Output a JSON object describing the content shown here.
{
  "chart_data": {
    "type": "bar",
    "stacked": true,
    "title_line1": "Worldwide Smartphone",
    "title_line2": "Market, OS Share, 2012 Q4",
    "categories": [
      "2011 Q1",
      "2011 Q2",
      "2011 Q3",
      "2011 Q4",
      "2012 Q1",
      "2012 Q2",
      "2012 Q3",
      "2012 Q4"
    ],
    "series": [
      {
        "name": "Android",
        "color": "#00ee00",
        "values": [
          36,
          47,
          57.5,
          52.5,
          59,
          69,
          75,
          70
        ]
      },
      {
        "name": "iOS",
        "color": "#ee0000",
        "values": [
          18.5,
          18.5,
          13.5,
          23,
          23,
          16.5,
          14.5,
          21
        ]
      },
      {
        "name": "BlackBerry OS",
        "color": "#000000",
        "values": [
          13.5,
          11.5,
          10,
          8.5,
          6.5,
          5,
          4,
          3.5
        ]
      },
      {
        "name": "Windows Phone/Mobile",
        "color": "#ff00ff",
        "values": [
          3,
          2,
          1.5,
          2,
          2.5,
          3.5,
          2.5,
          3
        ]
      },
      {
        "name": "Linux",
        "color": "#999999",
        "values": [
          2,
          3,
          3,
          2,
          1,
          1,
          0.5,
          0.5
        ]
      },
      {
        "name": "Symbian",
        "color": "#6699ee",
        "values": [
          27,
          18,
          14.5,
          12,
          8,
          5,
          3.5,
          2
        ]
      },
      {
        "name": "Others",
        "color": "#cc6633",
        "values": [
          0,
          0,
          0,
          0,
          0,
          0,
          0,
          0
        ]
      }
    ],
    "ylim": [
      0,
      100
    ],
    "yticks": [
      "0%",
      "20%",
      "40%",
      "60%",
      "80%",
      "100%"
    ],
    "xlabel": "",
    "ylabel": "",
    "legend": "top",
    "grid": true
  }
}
------------------------
** Given exercise **
Set down all of the data above, word for word.

** Solution to this exercise **
Output a JSON object describing the content shown here.
{
  "chart_data": {
    "type": "bar",
    "stacked": true,
    "title_line1": "Worldwide Smartphone",
    "title_line2": "Market, OS Share, 2012 Q4",
    "categories": [
      "2011 Q1",
      "2011 Q2",
      "2011 Q3",
      "2011 Q4",
      "2012 Q1",
      "2012 Q2",
      "2012 Q3",
      "2012 Q4"
    ],
    "series": [
      {
        "name": "Android",
        "color": "#00ee00",
        "values": [
          36,
          47,
          57.5,
          52.5,
          59,
          69,
          75,
          70
        ]
      },
      {
        "name": "iOS",
        "color": "#ee0000",
        "values": [
          18.5,
          18.5,
          13.5,
          23,
          23,
          16.5,
          14.5,
          21
        ]
      },
      {
        "name": "BlackBerry OS",
        "color": "#000000",
        "values": [
          13.5,
          11.5,
          10,
          8.5,
          6.5,
          5,
          4,
          3.5
        ]
      },
      {
        "name": "Windows Phone/Mobile",
        "color": "#ff00ff",
        "values": [
          3,
          2,
          1.5,
          2,
          2.5,
          3.5,
          2.5,
          3
        ]
      },
      {
        "name": "Linux",
        "color": "#999999",
        "values": [
          2,
          3,
          3,
          2,
          1,
          1,
          0.5,
          0.5
        ]
      },
      {
        "name": "Symbian",
        "color": "#6699ee",
        "values": [
          27,
          18,
          14.5,
          12,
          8,
          5,
          3.5,
          2
        ]
      },
      {
        "name": "Others",
        "color": "#cc6633",
        "values": [
          0,
          0,
          0,
          0,
          0,
          0,
          0,
          0
        ]
      }
    ],
    "ylim": [
      0,
      100
    ],
    "yticks": [
      "0%",
      "20%",
      "40%",
      "60%",
      "80%",
      "100%"
    ],
    "xlabel": "",
    "ylabel": "",
    "legend": "top",
    "grid": true
  }
}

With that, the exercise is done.